-- BEGIN --
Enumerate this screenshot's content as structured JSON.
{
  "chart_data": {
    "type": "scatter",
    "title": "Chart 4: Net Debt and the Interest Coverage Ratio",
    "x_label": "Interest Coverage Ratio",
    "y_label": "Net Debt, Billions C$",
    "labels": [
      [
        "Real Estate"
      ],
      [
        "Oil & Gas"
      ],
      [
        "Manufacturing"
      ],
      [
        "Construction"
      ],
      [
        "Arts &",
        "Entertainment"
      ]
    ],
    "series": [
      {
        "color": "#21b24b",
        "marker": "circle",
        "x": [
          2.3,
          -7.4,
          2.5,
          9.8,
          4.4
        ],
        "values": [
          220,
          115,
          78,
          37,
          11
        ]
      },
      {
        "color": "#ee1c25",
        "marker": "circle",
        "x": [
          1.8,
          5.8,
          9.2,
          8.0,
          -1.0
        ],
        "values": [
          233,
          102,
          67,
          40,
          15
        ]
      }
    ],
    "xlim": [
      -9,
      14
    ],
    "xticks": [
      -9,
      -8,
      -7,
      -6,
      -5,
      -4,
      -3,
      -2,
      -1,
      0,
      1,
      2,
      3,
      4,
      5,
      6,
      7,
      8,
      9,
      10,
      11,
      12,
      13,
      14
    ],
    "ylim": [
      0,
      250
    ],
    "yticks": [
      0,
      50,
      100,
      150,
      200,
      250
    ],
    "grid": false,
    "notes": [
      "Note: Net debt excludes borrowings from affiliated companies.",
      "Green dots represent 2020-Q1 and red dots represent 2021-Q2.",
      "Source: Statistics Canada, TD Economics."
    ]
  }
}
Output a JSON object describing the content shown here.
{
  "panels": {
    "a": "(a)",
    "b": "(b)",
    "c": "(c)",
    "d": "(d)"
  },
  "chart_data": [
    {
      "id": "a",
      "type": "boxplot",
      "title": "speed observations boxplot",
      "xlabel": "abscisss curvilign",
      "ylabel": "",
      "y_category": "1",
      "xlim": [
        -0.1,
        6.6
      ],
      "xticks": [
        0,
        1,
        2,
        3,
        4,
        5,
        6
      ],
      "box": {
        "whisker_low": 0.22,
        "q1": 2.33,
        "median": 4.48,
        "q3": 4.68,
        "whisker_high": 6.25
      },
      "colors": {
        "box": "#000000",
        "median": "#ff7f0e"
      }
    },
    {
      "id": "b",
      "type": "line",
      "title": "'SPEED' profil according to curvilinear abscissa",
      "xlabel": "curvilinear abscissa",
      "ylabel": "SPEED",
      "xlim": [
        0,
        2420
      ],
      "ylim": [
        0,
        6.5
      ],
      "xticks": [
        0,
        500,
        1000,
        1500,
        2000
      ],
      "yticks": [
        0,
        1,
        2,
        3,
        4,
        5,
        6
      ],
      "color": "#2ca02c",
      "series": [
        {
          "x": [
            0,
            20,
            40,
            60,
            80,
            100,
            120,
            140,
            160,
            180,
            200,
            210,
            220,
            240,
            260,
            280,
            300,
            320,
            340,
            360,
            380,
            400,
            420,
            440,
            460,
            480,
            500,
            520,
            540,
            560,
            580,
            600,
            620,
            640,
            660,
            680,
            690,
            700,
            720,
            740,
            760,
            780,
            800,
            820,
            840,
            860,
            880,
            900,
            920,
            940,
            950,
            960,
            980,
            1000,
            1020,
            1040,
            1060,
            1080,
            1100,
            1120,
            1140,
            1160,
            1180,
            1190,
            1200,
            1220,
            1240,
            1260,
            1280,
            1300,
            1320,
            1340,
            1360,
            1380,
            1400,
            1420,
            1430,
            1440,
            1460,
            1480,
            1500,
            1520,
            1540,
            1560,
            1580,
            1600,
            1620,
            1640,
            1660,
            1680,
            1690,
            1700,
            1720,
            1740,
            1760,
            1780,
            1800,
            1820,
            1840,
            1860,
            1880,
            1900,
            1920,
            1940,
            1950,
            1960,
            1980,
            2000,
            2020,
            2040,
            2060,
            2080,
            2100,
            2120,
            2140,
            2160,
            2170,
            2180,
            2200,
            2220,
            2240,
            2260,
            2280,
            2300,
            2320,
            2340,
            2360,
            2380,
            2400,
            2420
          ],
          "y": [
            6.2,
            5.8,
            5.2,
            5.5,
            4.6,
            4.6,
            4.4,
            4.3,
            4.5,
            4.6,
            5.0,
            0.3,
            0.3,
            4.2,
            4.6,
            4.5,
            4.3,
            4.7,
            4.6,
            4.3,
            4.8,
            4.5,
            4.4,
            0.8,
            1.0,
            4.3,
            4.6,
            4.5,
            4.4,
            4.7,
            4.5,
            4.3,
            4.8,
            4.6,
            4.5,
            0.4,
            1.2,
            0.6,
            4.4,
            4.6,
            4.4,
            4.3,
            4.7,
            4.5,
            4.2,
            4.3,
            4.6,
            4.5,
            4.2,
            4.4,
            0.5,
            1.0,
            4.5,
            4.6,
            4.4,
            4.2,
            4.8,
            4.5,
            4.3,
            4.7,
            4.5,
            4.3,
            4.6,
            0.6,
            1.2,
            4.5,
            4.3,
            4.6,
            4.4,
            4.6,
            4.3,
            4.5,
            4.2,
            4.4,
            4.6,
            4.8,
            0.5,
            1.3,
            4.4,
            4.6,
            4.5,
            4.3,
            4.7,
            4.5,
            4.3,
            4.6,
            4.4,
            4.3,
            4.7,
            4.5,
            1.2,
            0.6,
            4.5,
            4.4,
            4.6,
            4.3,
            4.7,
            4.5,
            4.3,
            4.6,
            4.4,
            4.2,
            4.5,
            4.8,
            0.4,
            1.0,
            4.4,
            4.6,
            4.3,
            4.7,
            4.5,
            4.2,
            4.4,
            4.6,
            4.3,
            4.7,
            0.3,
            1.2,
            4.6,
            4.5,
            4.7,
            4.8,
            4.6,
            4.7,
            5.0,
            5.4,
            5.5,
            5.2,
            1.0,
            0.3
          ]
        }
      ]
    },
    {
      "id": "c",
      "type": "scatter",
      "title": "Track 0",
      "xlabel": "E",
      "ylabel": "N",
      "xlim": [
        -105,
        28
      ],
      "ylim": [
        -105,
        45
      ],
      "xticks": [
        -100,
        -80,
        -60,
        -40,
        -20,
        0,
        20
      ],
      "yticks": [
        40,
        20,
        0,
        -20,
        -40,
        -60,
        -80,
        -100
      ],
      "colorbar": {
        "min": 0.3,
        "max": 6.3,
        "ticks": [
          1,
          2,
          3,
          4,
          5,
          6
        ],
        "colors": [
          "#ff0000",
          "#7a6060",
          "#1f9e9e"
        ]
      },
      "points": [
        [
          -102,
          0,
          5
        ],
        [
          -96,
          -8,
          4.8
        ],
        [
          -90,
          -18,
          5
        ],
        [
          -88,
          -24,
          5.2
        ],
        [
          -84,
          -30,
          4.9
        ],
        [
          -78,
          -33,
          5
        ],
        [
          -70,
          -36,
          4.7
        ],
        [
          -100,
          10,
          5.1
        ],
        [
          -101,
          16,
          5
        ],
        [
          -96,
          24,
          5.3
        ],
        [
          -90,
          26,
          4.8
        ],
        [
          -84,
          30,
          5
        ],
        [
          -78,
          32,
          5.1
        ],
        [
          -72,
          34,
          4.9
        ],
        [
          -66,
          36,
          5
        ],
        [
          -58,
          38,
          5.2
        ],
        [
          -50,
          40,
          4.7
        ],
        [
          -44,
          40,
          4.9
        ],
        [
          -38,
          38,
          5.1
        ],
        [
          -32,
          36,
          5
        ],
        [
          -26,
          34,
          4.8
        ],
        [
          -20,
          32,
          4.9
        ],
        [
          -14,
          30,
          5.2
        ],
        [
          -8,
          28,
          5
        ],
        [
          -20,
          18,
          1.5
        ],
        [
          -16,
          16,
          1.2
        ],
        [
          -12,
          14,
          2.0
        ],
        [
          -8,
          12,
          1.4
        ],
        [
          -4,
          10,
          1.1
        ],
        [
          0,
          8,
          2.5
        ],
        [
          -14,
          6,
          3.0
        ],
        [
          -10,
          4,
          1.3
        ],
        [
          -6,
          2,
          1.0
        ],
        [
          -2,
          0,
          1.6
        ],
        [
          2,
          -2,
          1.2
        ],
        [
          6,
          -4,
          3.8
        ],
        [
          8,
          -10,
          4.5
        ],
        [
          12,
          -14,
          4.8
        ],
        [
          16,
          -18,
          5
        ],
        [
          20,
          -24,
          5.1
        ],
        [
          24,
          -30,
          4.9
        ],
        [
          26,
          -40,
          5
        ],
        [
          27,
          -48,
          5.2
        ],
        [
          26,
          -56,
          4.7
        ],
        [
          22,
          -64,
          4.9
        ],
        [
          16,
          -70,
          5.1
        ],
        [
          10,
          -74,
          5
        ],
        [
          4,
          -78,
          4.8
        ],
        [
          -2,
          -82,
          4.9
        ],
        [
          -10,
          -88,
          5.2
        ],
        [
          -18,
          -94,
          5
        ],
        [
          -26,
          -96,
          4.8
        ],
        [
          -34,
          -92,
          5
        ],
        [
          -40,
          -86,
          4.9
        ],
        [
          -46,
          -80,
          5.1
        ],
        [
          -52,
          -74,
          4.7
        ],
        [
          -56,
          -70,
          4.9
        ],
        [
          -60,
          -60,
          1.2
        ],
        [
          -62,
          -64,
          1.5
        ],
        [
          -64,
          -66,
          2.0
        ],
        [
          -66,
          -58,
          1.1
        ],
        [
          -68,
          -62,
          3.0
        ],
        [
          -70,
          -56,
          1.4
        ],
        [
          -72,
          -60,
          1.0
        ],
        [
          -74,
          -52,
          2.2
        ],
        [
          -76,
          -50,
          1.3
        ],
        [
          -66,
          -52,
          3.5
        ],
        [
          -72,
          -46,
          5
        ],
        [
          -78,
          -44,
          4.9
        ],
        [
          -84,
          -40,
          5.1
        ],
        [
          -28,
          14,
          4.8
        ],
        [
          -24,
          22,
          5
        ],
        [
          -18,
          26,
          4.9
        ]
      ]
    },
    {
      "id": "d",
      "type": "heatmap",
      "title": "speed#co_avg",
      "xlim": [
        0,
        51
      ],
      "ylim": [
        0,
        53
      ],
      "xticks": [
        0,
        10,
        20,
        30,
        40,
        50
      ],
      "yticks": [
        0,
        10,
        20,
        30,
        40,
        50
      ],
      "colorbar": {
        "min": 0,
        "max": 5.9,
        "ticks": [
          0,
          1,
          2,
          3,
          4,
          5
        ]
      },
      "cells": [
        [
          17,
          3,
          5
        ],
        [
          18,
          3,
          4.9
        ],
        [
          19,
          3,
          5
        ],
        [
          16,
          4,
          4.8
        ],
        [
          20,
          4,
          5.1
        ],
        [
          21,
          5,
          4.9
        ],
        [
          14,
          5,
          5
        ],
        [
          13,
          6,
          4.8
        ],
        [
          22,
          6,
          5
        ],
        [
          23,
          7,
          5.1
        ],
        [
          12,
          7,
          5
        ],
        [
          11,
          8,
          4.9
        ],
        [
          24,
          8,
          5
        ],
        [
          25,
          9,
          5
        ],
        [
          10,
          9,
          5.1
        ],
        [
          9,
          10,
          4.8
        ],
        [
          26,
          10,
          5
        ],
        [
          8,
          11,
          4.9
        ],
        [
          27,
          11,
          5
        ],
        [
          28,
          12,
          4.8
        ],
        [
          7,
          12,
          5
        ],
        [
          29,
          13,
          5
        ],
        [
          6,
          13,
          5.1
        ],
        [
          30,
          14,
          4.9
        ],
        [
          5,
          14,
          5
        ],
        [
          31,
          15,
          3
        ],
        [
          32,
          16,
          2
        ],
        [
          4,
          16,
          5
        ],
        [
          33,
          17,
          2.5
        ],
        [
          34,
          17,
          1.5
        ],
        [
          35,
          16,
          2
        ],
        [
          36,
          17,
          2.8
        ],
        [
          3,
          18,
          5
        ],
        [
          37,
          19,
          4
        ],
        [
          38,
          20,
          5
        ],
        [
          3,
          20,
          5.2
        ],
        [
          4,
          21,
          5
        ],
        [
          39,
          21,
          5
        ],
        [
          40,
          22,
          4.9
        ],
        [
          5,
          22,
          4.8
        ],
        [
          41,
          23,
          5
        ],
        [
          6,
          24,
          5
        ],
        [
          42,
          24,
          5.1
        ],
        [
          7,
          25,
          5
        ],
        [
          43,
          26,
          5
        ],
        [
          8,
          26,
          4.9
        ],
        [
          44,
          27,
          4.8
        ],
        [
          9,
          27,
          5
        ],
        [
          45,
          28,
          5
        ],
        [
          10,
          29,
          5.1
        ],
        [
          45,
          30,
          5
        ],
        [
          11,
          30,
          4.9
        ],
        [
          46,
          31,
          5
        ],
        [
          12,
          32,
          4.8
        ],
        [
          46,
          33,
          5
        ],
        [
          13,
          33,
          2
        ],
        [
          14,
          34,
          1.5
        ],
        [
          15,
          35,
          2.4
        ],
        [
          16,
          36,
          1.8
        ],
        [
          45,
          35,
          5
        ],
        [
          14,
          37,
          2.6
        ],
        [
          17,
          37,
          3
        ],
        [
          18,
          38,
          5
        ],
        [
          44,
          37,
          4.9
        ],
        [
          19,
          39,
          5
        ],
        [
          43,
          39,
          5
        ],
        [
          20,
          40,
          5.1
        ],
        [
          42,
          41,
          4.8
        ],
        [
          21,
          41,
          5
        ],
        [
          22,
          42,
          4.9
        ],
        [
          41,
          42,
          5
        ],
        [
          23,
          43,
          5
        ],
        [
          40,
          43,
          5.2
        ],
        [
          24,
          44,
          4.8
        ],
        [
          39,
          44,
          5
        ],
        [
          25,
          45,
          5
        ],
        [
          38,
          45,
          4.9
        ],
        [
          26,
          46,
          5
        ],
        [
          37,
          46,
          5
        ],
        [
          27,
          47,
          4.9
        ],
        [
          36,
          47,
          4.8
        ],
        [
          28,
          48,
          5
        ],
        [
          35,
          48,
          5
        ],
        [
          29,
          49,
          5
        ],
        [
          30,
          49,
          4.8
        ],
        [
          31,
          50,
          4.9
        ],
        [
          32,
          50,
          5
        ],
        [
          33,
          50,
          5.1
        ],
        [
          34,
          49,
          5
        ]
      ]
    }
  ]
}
-- END --
What you need to do: Across the entries above, how many lines contain "JSON"? Provide only the count.

Written reply: 2